**WRITTEN TASK**
Transcribe the listing that follows in full, omitting pictures.

**PROVIDED DATA**
○ ○ ○ ○ ○ ○ ○

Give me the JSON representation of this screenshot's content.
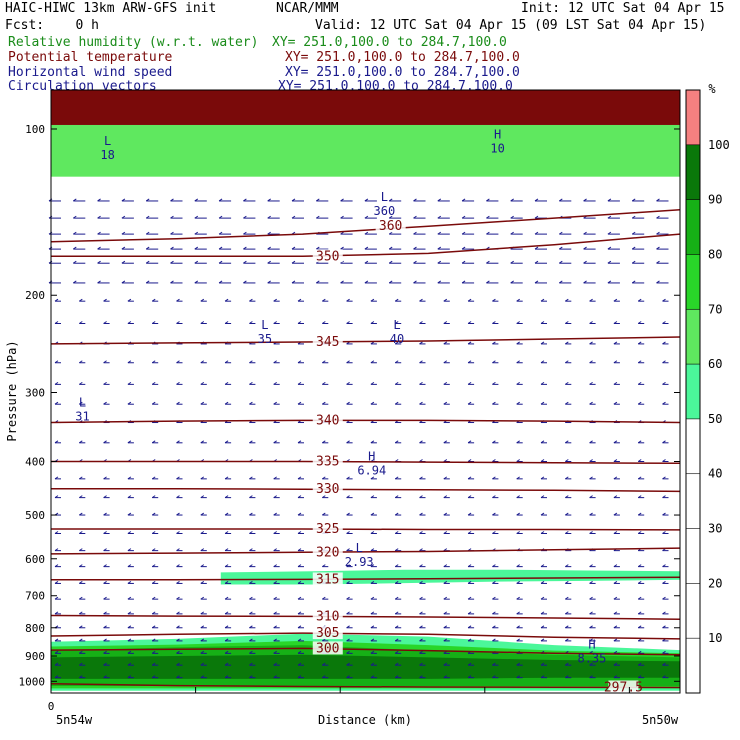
{
  "header": {
    "model": "HAIC-HIWC 13km ARW-GFS init",
    "org": "NCAR/MMM",
    "init": "Init: 12 UTC Sat 04 Apr 15",
    "fcst": "Fcst:    0 h",
    "valid": "Valid: 12 UTC Sat 04 Apr 15 (09 LST Sat 04 Apr 15)"
  },
  "legend": [
    {
      "label": "Relative humidity (w.r.t. water)",
      "xy": "XY= 251.0,100.0 to 284.7,100.0",
      "color": "#1a8c1a"
    },
    {
      "label": "Potential temperature",
      "xy": "XY= 251.0,100.0 to 284.7,100.0",
      "color": "#7a0a0a"
    },
    {
      "label": "Horizontal wind speed",
      "xy": "XY= 251.0,100.0 to 284.7,100.0",
      "color": "#1a1a8c"
    },
    {
      "label": "Circulation vectors",
      "xy": "XY= 251.0,100.0 to 284.7,100.0",
      "color": "#1a1a8c"
    }
  ],
  "chart_data": {
    "type": "heatmap",
    "ylabel": "Pressure (hPa)",
    "xlabel": "Distance (km)",
    "x_start_label": "5n54w",
    "x_end_label": "5n50w",
    "x_zero_label": "0",
    "y_ticks": [
      100,
      200,
      300,
      400,
      500,
      600,
      700,
      800,
      900,
      1000
    ],
    "y_scale": "log",
    "ylim": [
      1050,
      85
    ],
    "x_range": [
      0,
      100
    ],
    "colorbar": {
      "unit": "%",
      "ticks": [
        10,
        20,
        30,
        40,
        50,
        60,
        70,
        80,
        90,
        100
      ],
      "bands": [
        {
          "from": 50,
          "to": 60,
          "color": "#4bf79a"
        },
        {
          "from": 60,
          "to": 70,
          "color": "#5fe85f"
        },
        {
          "from": 70,
          "to": 80,
          "color": "#29d629"
        },
        {
          "from": 80,
          "to": 90,
          "color": "#16b016"
        },
        {
          "from": 90,
          "to": 100,
          "color": "#0a780a"
        },
        {
          "from": 100,
          "to": 110,
          "color": "#f58080"
        }
      ]
    },
    "theta_contours": [
      {
        "label": "360",
        "p": [
          160,
          158,
          155,
          150,
          145,
          140
        ]
      },
      {
        "label": "350",
        "p": [
          170,
          170,
          170,
          168,
          162,
          155
        ]
      },
      {
        "label": "345",
        "p": [
          245,
          244,
          243,
          242,
          240,
          238
        ]
      },
      {
        "label": "340",
        "p": [
          340,
          338,
          337,
          337,
          338,
          340
        ]
      },
      {
        "label": "335",
        "p": [
          400,
          400,
          400,
          401,
          402,
          403
        ]
      },
      {
        "label": "330",
        "p": [
          448,
          448,
          449,
          450,
          451,
          453
        ]
      },
      {
        "label": "325",
        "p": [
          530,
          530,
          530,
          531,
          531,
          532
        ]
      },
      {
        "label": "320",
        "p": [
          588,
          586,
          584,
          582,
          578,
          574
        ]
      },
      {
        "label": "315",
        "p": [
          655,
          655,
          654,
          652,
          650,
          648
        ]
      },
      {
        "label": "310",
        "p": [
          760,
          762,
          763,
          765,
          768,
          772
        ]
      },
      {
        "label": "305",
        "p": [
          828,
          822,
          818,
          822,
          832,
          838
        ]
      },
      {
        "label": "300",
        "p": [
          878,
          875,
          872,
          880,
          890,
          895
        ]
      },
      {
        "label": "297.5",
        "p": [
          1010,
          1018,
          1022,
          1024,
          1025,
          1026
        ]
      }
    ],
    "rh_regions": [
      {
        "level": 50,
        "top": [
          635,
          632,
          628,
          628,
          630,
          632
        ],
        "bottom": [
          668,
          668,
          664,
          660,
          658,
          655
        ],
        "x0": 27,
        "x1": 100
      },
      {
        "level": 50,
        "top": [
          848,
          838,
          820,
          830,
          860,
          878
        ],
        "bottom": [
          1040,
          1040,
          1040,
          1040,
          1040,
          1040
        ],
        "x0": 0,
        "x1": 100
      },
      {
        "level": 70,
        "top": [
          865,
          858,
          845,
          860,
          880,
          890
        ],
        "bottom": [
          1030,
          1030,
          1030,
          1030,
          1030,
          1030
        ],
        "x0": 0,
        "x1": 100
      },
      {
        "level": 80,
        "top": [
          880,
          868,
          860,
          880,
          895,
          905
        ],
        "bottom": [
          1020,
          1020,
          1020,
          1020,
          1020,
          1020
        ],
        "x0": 0,
        "x1": 100
      },
      {
        "level": 90,
        "top": [
          905,
          900,
          895,
          905,
          915,
          920
        ],
        "bottom": [
          990,
          990,
          990,
          990,
          985,
          985
        ],
        "x0": 0,
        "x1": 100
      }
    ],
    "extrema": [
      {
        "kind": "L",
        "value": "35",
        "x": 34,
        "p": 230
      },
      {
        "kind": "L",
        "value": "40",
        "x": 55,
        "p": 230
      },
      {
        "kind": "L",
        "value": "31",
        "x": 5,
        "p": 318
      },
      {
        "kind": "H",
        "value": "6.94",
        "x": 51,
        "p": 398
      },
      {
        "kind": "L",
        "value": "2.93",
        "x": 49,
        "p": 583
      },
      {
        "kind": "H",
        "value": "8.35",
        "x": 86,
        "p": 872
      },
      {
        "kind": "L",
        "value": "18",
        "x": 9,
        "p": 107
      },
      {
        "kind": "H",
        "value": "10",
        "x": 71,
        "p": 104
      },
      {
        "kind": "L",
        "value": "360",
        "x": 53,
        "p": 135
      }
    ],
    "wind": {
      "direction": "easterly",
      "rows_p": [
        135,
        145,
        155,
        165,
        175,
        190,
        205,
        225,
        245,
        265,
        290,
        315,
        340,
        370,
        400,
        430,
        465,
        500,
        540,
        580,
        620,
        665,
        710,
        755,
        800,
        845,
        890,
        935,
        985
      ]
    }
  }
}
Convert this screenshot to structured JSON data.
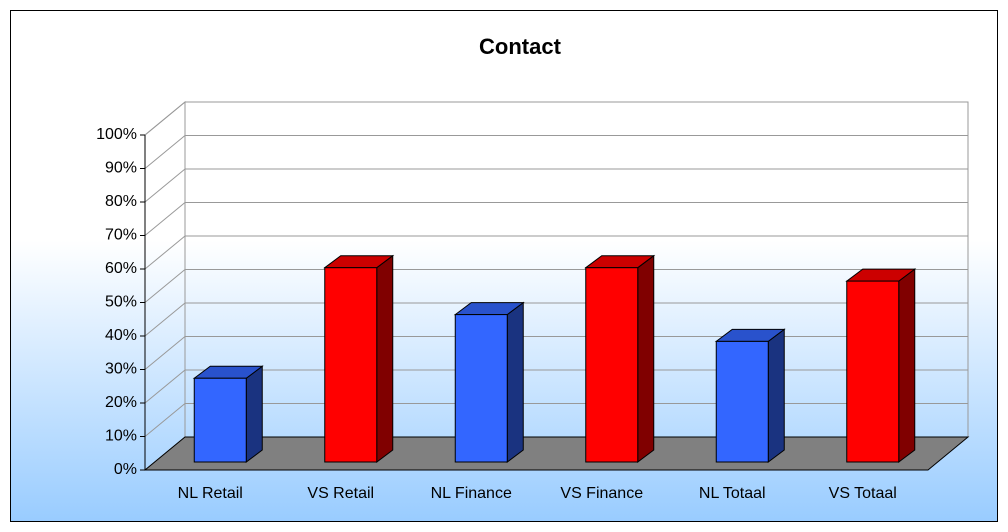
{
  "chart_data": {
    "type": "bar3d",
    "title": "Contact",
    "categories": [
      "NL Retail",
      "VS Retail",
      "NL Finance",
      "VS Finance",
      "NL Totaal",
      "VS Totaal"
    ],
    "values": [
      25,
      58,
      44,
      58,
      36,
      54
    ],
    "colors": [
      "#3366ff",
      "#ff0000",
      "#3366ff",
      "#ff0000",
      "#3366ff",
      "#ff0000"
    ],
    "ylim": [
      0,
      100
    ],
    "yticks": [
      {
        "value": 0,
        "label": "0%"
      },
      {
        "value": 10,
        "label": "10%"
      },
      {
        "value": 20,
        "label": "20%"
      },
      {
        "value": 30,
        "label": "30%"
      },
      {
        "value": 40,
        "label": "40%"
      },
      {
        "value": 50,
        "label": "50%"
      },
      {
        "value": 60,
        "label": "60%"
      },
      {
        "value": 70,
        "label": "70%"
      },
      {
        "value": 80,
        "label": "80%"
      },
      {
        "value": 90,
        "label": "90%"
      },
      {
        "value": 100,
        "label": "100%"
      }
    ],
    "grid": true
  }
}
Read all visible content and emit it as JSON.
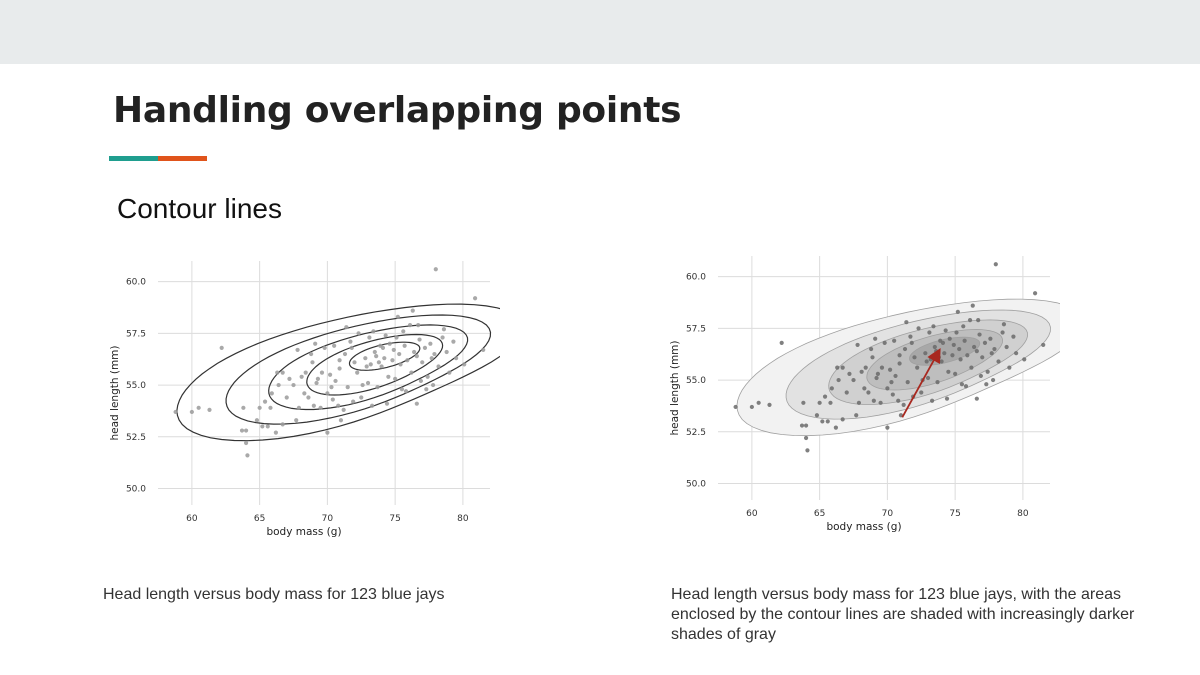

○ ○ ○ ○ ○ ○ ○

**SOLUTION TO THIS EXERCISE**
Give me the JSON representation of this screenshot's content.
{
  "header": {
    "model": "HAIC-HIWC 13km ARW-GFS init",
    "org": "NCAR/MMM",
    "init": "Init: 12 UTC Sat 04 Apr 15",
    "fcst": "Fcst:    0 h",
    "valid": "Valid: 12 UTC Sat 04 Apr 15 (09 LST Sat 04 Apr 15)"
  },
  "legend": [
    {
      "label": "Relative humidity (w.r.t. water)",
      "xy": "XY= 251.0,100.0 to 284.7,100.0",
      "color": "#1a8c1a"
    },
    {
      "label": "Potential temperature",
      "xy": "XY= 251.0,100.0 to 284.7,100.0",
      "color": "#7a0a0a"
    },
    {
      "label": "Horizontal wind speed",
      "xy": "XY= 251.0,100.0 to 284.7,100.0",
      "color": "#1a1a8c"
    },
    {
      "label": "Circulation vectors",
      "xy": "XY= 251.0,100.0 to 284.7,100.0",
      "color": "#1a1a8c"
    }
  ],
  "chart_data": {
    "type": "heatmap",
    "ylabel": "Pressure (hPa)",
    "xlabel": "Distance (km)",
    "x_start_label": "5n54w",
    "x_end_label": "5n50w",
    "x_zero_label": "0",
    "y_ticks": [
      100,
      200,
      300,
      400,
      500,
      600,
      700,
      800,
      900,
      1000
    ],
    "y_scale": "log",
    "ylim": [
      1050,
      85
    ],
    "x_range": [
      0,
      100
    ],
    "colorbar": {
      "unit": "%",
      "ticks": [
        10,
        20,
        30,
        40,
        50,
        60,
        70,
        80,
        90,
        100
      ],
      "bands": [
        {
          "from": 50,
          "to": 60,
          "color": "#4bf79a"
        },
        {
          "from": 60,
          "to": 70,
          "color": "#5fe85f"
        },
        {
          "from": 70,
          "to": 80,
          "color": "#29d629"
        },
        {
          "from": 80,
          "to": 90,
          "color": "#16b016"
        },
        {
          "from": 90,
          "to": 100,
          "color": "#0a780a"
        },
        {
          "from": 100,
          "to": 110,
          "color": "#f58080"
        }
      ]
    },
    "theta_contours": [
      {
        "label": "360",
        "p": [
          160,
          158,
          155,
          150,
          145,
          140
        ]
      },
      {
        "label": "350",
        "p": [
          170,
          170,
          170,
          168,
          162,
          155
        ]
      },
      {
        "label": "345",
        "p": [
          245,
          244,
          243,
          242,
          240,
          238
        ]
      },
      {
        "label": "340",
        "p": [
          340,
          338,
          337,
          337,
          338,
          340
        ]
      },
      {
        "label": "335",
        "p": [
          400,
          400,
          400,
          401,
          402,
          403
        ]
      },
      {
        "label": "330",
        "p": [
          448,
          448,
          449,
          450,
          451,
          453
        ]
      },
      {
        "label": "325",
        "p": [
          530,
          530,
          530,
          531,
          531,
          532
        ]
      },
      {
        "label": "320",
        "p": [
          588,
          586,
          584,
          582,
          578,
          574
        ]
      },
      {
        "label": "315",
        "p": [
          655,
          655,
          654,
          652,
          650,
          648
        ]
      },
      {
        "label": "310",
        "p": [
          760,
          762,
          763,
          765,
          768,
          772
        ]
      },
      {
        "label": "305",
        "p": [
          828,
          822,
          818,
          822,
          832,
          838
        ]
      },
      {
        "label": "300",
        "p": [
          878,
          875,
          872,
          880,
          890,
          895
        ]
      },
      {
        "label": "297.5",
        "p": [
          1010,
          1018,
          1022,
          1024,
          1025,
          1026
        ]
      }
    ],
    "rh_regions": [
      {
        "level": 50,
        "top": [
          635,
          632,
          628,
          628,
          630,
          632
        ],
        "bottom": [
          668,
          668,
          664,
          660,
          658,
          655
        ],
        "x0": 27,
        "x1": 100
      },
      {
        "level": 50,
        "top": [
          848,
          838,
          820,
          830,
          860,
          878
        ],
        "bottom": [
          1040,
          1040,
          1040,
          1040,
          1040,
          1040
        ],
        "x0": 0,
        "x1": 100
      },
      {
        "level": 70,
        "top": [
          865,
          858,
          845,
          860,
          880,
          890
        ],
        "bottom": [
          1030,
          1030,
          1030,
          1030,
          1030,
          1030
        ],
        "x0": 0,
        "x1": 100
      },
      {
        "level": 80,
        "top": [
          880,
          868,
          860,
          880,
          895,
          905
        ],
        "bottom": [
          1020,
          1020,
          1020,
          1020,
          1020,
          1020
        ],
        "x0": 0,
        "x1": 100
      },
      {
        "level": 90,
        "top": [
          905,
          900,
          895,
          905,
          915,
          920
        ],
        "bottom": [
          990,
          990,
          990,
          990,
          985,
          985
        ],
        "x0": 0,
        "x1": 100
      }
    ],
    "extrema": [
      {
        "kind": "L",
        "value": "35",
        "x": 34,
        "p": 230
      },
      {
        "kind": "L",
        "value": "40",
        "x": 55,
        "p": 230
      },
      {
        "kind": "L",
        "value": "31",
        "x": 5,
        "p": 318
      },
      {
        "kind": "H",
        "value": "6.94",
        "x": 51,
        "p": 398
      },
      {
        "kind": "L",
        "value": "2.93",
        "x": 49,
        "p": 583
      },
      {
        "kind": "H",
        "value": "8.35",
        "x": 86,
        "p": 872
      },
      {
        "kind": "L",
        "value": "18",
        "x": 9,
        "p": 107
      },
      {
        "kind": "H",
        "value": "10",
        "x": 71,
        "p": 104
      },
      {
        "kind": "L",
        "value": "360",
        "x": 53,
        "p": 135
      }
    ],
    "wind": {
      "direction": "easterly",
      "rows_p": [
        135,
        145,
        155,
        165,
        175,
        190,
        205,
        225,
        245,
        265,
        290,
        315,
        340,
        370,
        400,
        430,
        465,
        500,
        540,
        580,
        620,
        665,
        710,
        755,
        800,
        845,
        890,
        935,
        985
      ]
    }
  }
}
Convert this screenshot to structured JSON data.
{
  "chart_data": {
    "type": "bar3d",
    "title": "Contact",
    "categories": [
      "NL Retail",
      "VS Retail",
      "NL Finance",
      "VS Finance",
      "NL Totaal",
      "VS Totaal"
    ],
    "values": [
      25,
      58,
      44,
      58,
      36,
      54
    ],
    "colors": [
      "#3366ff",
      "#ff0000",
      "#3366ff",
      "#ff0000",
      "#3366ff",
      "#ff0000"
    ],
    "ylim": [
      0,
      100
    ],
    "yticks": [
      {
        "value": 0,
        "label": "0%"
      },
      {
        "value": 10,
        "label": "10%"
      },
      {
        "value": 20,
        "label": "20%"
      },
      {
        "value": 30,
        "label": "30%"
      },
      {
        "value": 40,
        "label": "40%"
      },
      {
        "value": 50,
        "label": "50%"
      },
      {
        "value": 60,
        "label": "60%"
      },
      {
        "value": 70,
        "label": "70%"
      },
      {
        "value": 80,
        "label": "80%"
      },
      {
        "value": 90,
        "label": "90%"
      },
      {
        "value": 100,
        "label": "100%"
      }
    ],
    "grid": true
  }
}
Read all visible content and emit it as JSON.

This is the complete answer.